(Data listing)
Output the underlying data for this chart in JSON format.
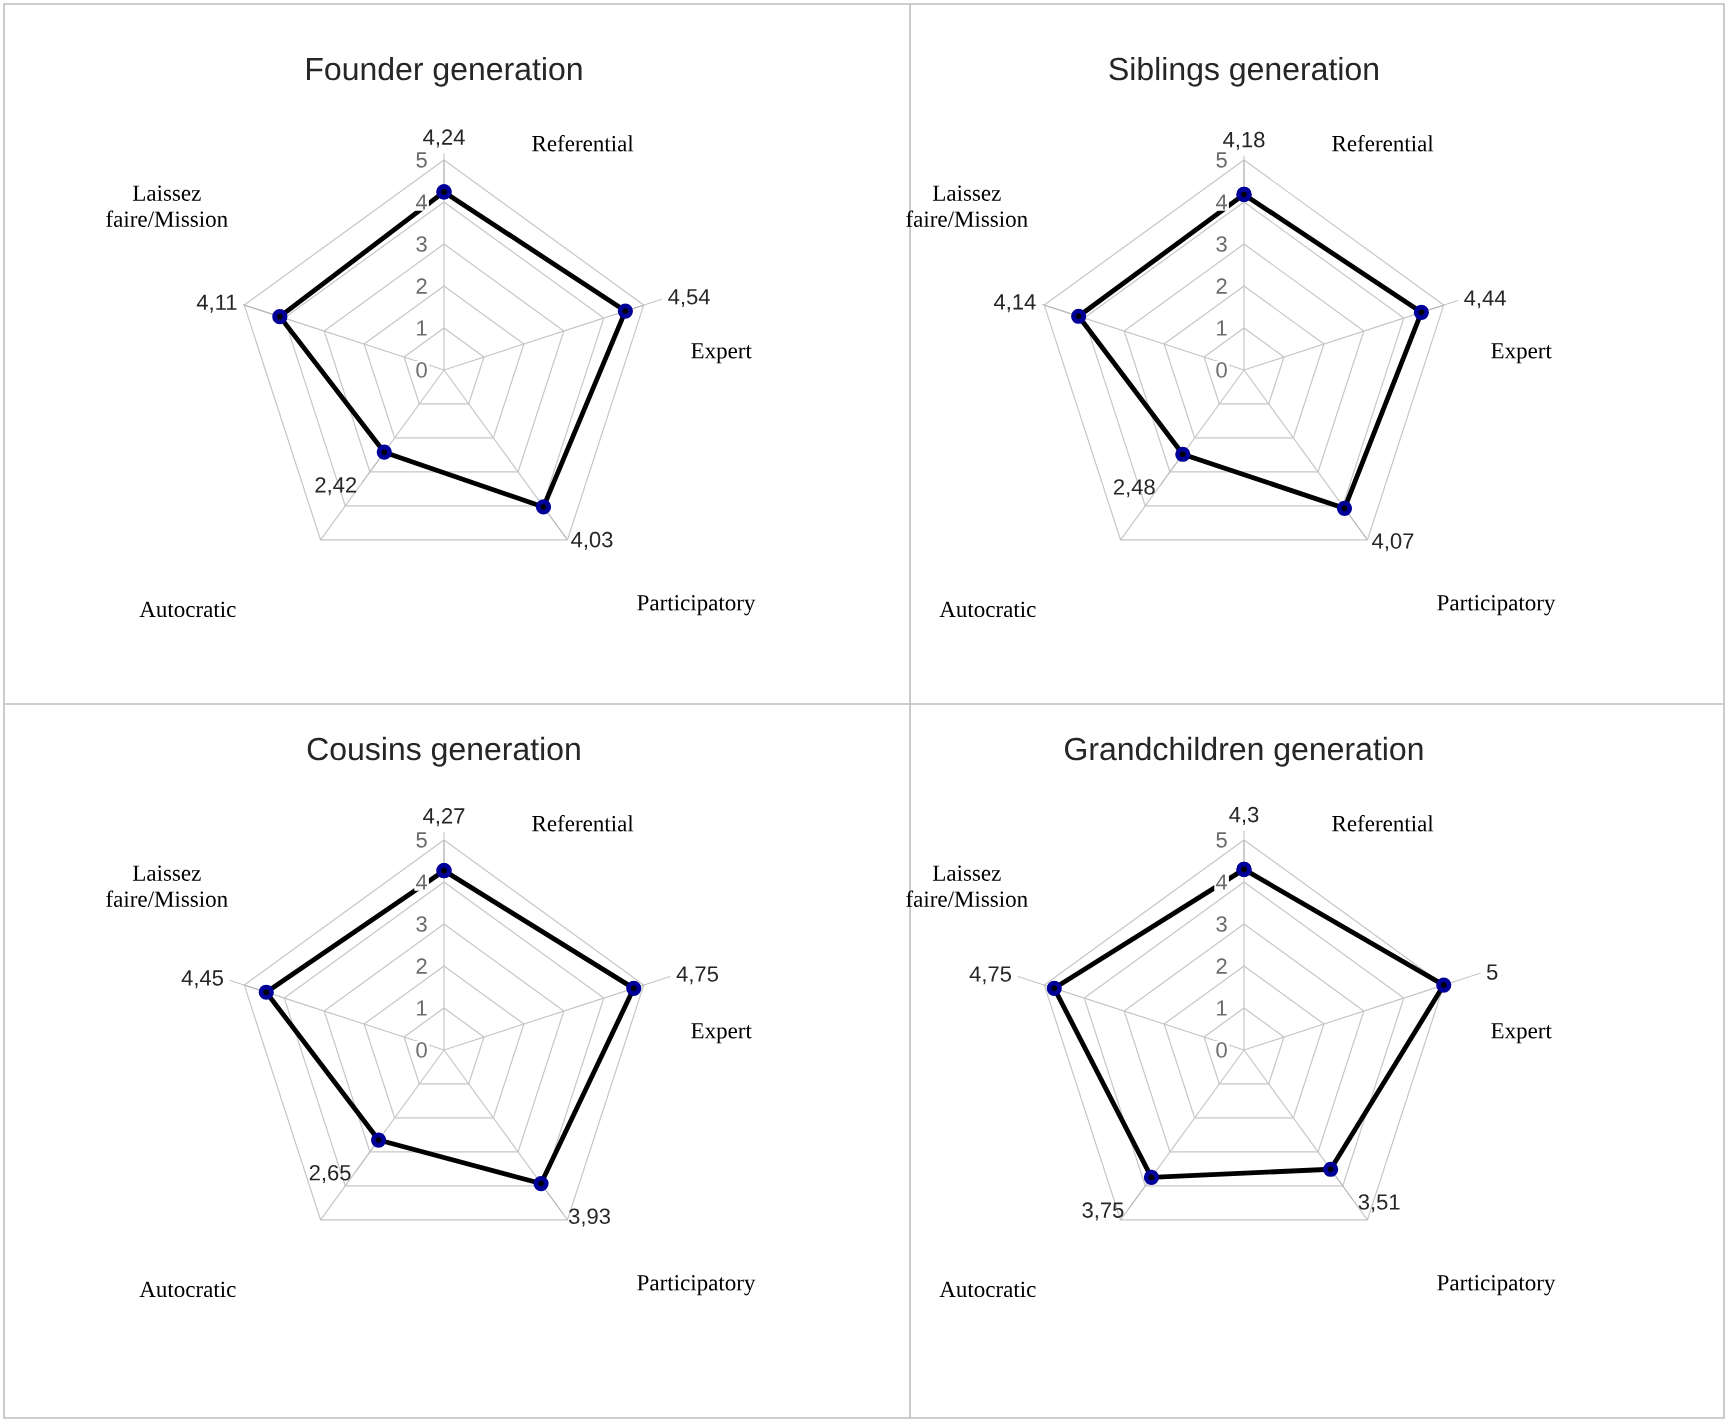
{
  "chart_data": [
    {
      "type": "radar",
      "title": "Founder generation",
      "categories": [
        "Referential",
        "Expert",
        "Participatory",
        "Autocratic",
        "Laissez faire/Mission"
      ],
      "ylim": [
        0,
        5
      ],
      "yticks": [
        0,
        1,
        2,
        3,
        4,
        5
      ],
      "grid": true,
      "marker": "circle",
      "series": [
        {
          "color": "#000000",
          "values": [
            4.24,
            4.54,
            4.03,
            2.42,
            4.11
          ],
          "value_labels": [
            "4,24",
            "4,54",
            "4,03",
            "2,42",
            "4,11"
          ]
        }
      ]
    },
    {
      "type": "radar",
      "title": "Siblings generation",
      "categories": [
        "Referential",
        "Expert",
        "Participatory",
        "Autocratic",
        "Laissez faire/Mission"
      ],
      "ylim": [
        0,
        5
      ],
      "yticks": [
        0,
        1,
        2,
        3,
        4,
        5
      ],
      "grid": true,
      "marker": "circle",
      "series": [
        {
          "color": "#000000",
          "values": [
            4.18,
            4.44,
            4.07,
            2.48,
            4.14
          ],
          "value_labels": [
            "4,18",
            "4,44",
            "4,07",
            "2,48",
            "4,14"
          ]
        }
      ]
    },
    {
      "type": "radar",
      "title": "Cousins generation",
      "categories": [
        "Referential",
        "Expert",
        "Participatory",
        "Autocratic",
        "Laissez faire/Mission"
      ],
      "ylim": [
        0,
        5
      ],
      "yticks": [
        0,
        1,
        2,
        3,
        4,
        5
      ],
      "grid": true,
      "marker": "circle",
      "series": [
        {
          "color": "#000000",
          "values": [
            4.27,
            4.75,
            3.93,
            2.65,
            4.45
          ],
          "value_labels": [
            "4,27",
            "4,75",
            "3,93",
            "2,65",
            "4,45"
          ]
        }
      ]
    },
    {
      "type": "radar",
      "title": "Grandchildren generation",
      "categories": [
        "Referential",
        "Expert",
        "Participatory",
        "Autocratic",
        "Laissez faire/Mission"
      ],
      "ylim": [
        0,
        5
      ],
      "yticks": [
        0,
        1,
        2,
        3,
        4,
        5
      ],
      "grid": true,
      "marker": "circle",
      "series": [
        {
          "color": "#000000",
          "values": [
            4.3,
            5,
            3.51,
            3.75,
            4.75
          ],
          "value_labels": [
            "4,3",
            "5",
            "3,51",
            "3,75",
            "4,75"
          ]
        }
      ]
    }
  ]
}
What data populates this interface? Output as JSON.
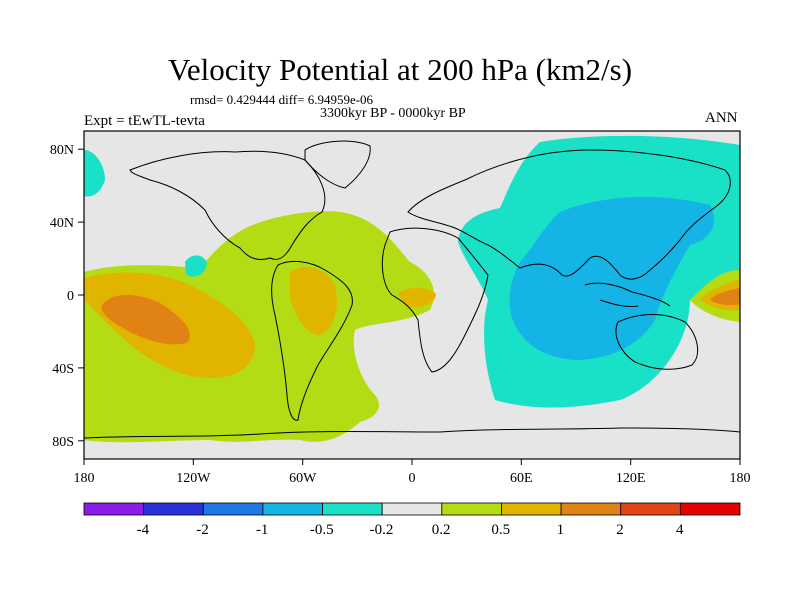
{
  "title": "Velocity Potential at 200 hPa (km2/s)",
  "stats": "rmsd= 0.429444 diff= 6.94959e-06",
  "period": "3300kyr BP - 0000kyr BP",
  "experiment": "Expt = tEwTL-tevta",
  "season": "ANN",
  "lat_ticks": [
    "80N",
    "40N",
    "0",
    "40S",
    "80S"
  ],
  "lon_ticks": [
    "180",
    "120W",
    "60W",
    "0",
    "60E",
    "120E",
    "180"
  ],
  "colorbar": {
    "labels": [
      "-4",
      "-2",
      "-1",
      "-0.5",
      "-0.2",
      "0.2",
      "0.5",
      "1",
      "2",
      "4"
    ],
    "colors": [
      "#8a1ee6",
      "#2832d8",
      "#1e78e6",
      "#14b4e6",
      "#19e1c8",
      "#e6e6e6",
      "#b4dc14",
      "#e1b400",
      "#e18214",
      "#e14614",
      "#e60000"
    ]
  },
  "regions": {
    "ocean_bg": "#e6e6e6",
    "neg_weak": "#19e1c8",
    "neg_mid": "#14b4e6",
    "pos_weak": "#b4dc14",
    "pos_mid": "#e1b400",
    "pos_strong": "#e18214"
  }
}
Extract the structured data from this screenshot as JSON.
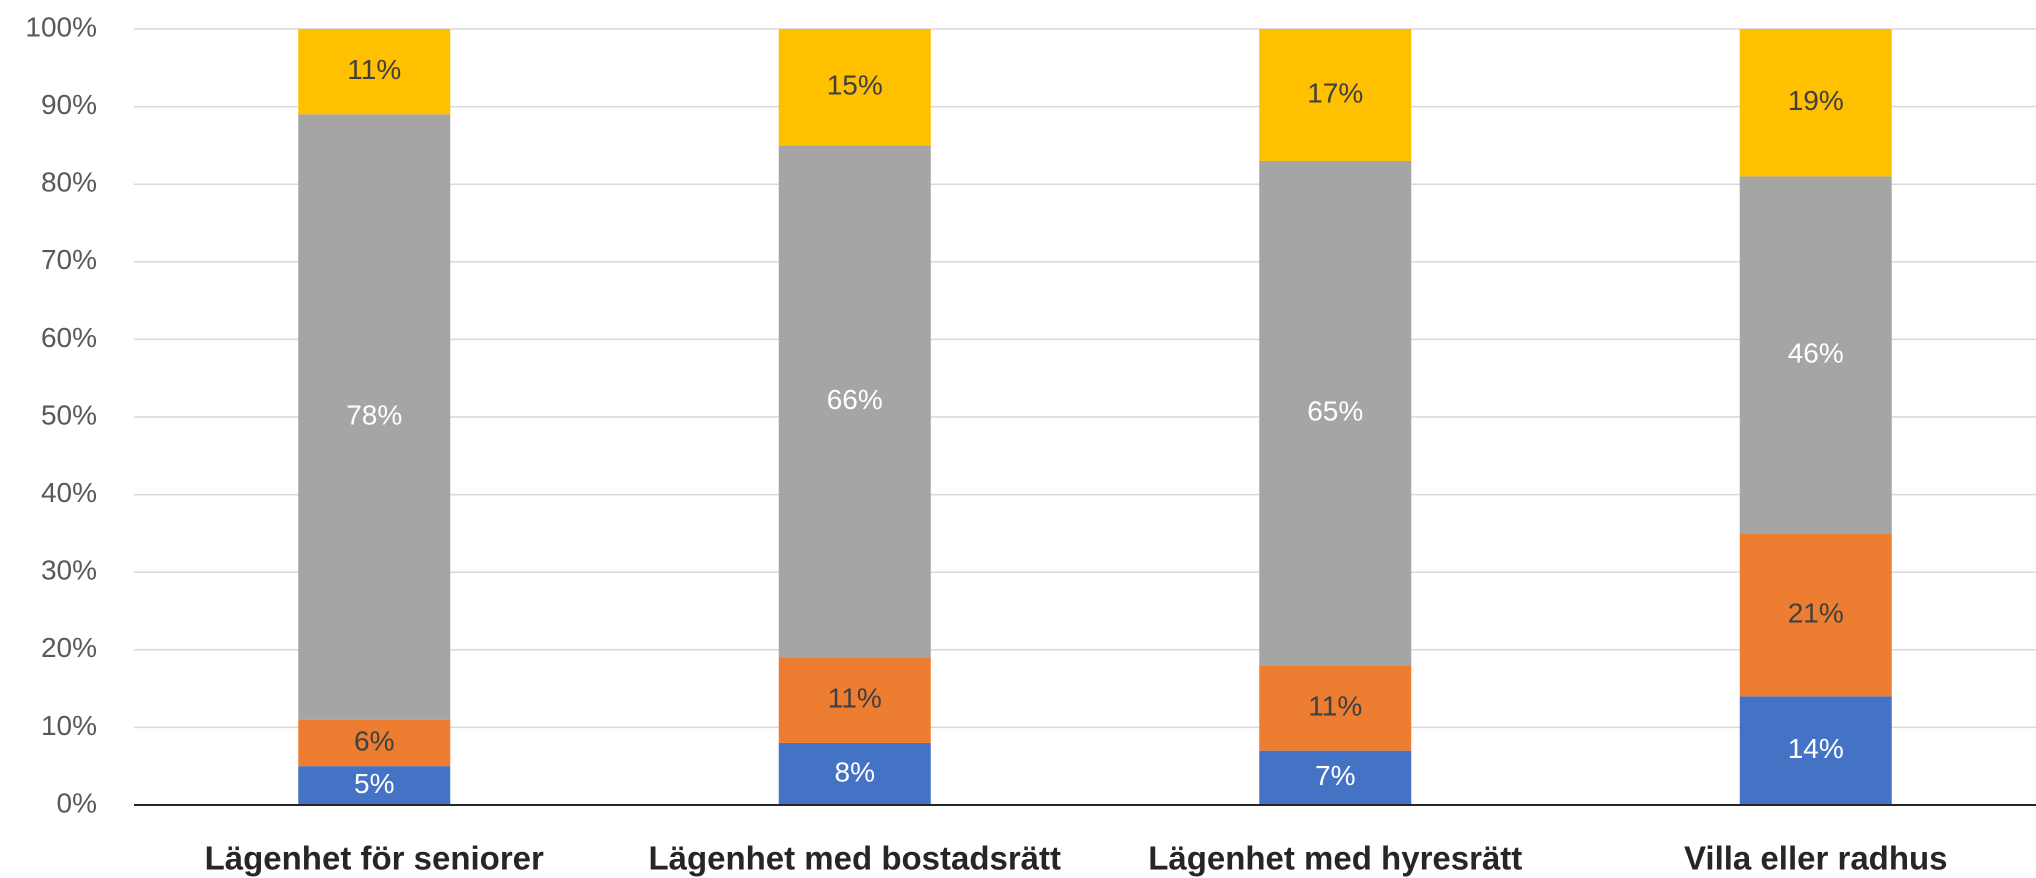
{
  "chart_data": {
    "type": "stacked_bar",
    "categories": [
      "Lägenhet för seniorer",
      "Lägenhet med bostadsrätt",
      "Lägenhet med hyresrätt",
      "Villa eller radhus"
    ],
    "series": [
      {
        "color": "#4472c4",
        "label_color": "#ffffff",
        "values": [
          5,
          8,
          7,
          14
        ],
        "value_labels": [
          "5%",
          "8%",
          "7%",
          "14%"
        ]
      },
      {
        "color": "#ed7d31",
        "label_color": "#404040",
        "values": [
          6,
          11,
          11,
          21
        ],
        "value_labels": [
          "6%",
          "11%",
          "11%",
          "21%"
        ]
      },
      {
        "color": "#a5a5a5",
        "label_color": "#ffffff",
        "values": [
          78,
          66,
          65,
          46
        ],
        "value_labels": [
          "78%",
          "66%",
          "65%",
          "46%"
        ]
      },
      {
        "color": "#ffc000",
        "label_color": "#404040",
        "values": [
          11,
          15,
          17,
          19
        ],
        "value_labels": [
          "11%",
          "15%",
          "17%",
          "19%"
        ]
      }
    ],
    "ylim": [
      0,
      100
    ],
    "yticks": [
      {
        "value": 0,
        "label": "0%"
      },
      {
        "value": 10,
        "label": "10%"
      },
      {
        "value": 20,
        "label": "20%"
      },
      {
        "value": 30,
        "label": "30%"
      },
      {
        "value": 40,
        "label": "40%"
      },
      {
        "value": 50,
        "label": "50%"
      },
      {
        "value": 60,
        "label": "60%"
      },
      {
        "value": 70,
        "label": "70%"
      },
      {
        "value": 80,
        "label": "80%"
      },
      {
        "value": 90,
        "label": "90%"
      },
      {
        "value": 100,
        "label": "100%"
      }
    ],
    "grid": true
  }
}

Stated problem:
Take every line above carrying "JSON" and return it.

Answer for the task:
Output the underlying data for this chart in JSON format.
What data populates this interface? Output as JSON.
Extract the structured data from this screenshot as JSON.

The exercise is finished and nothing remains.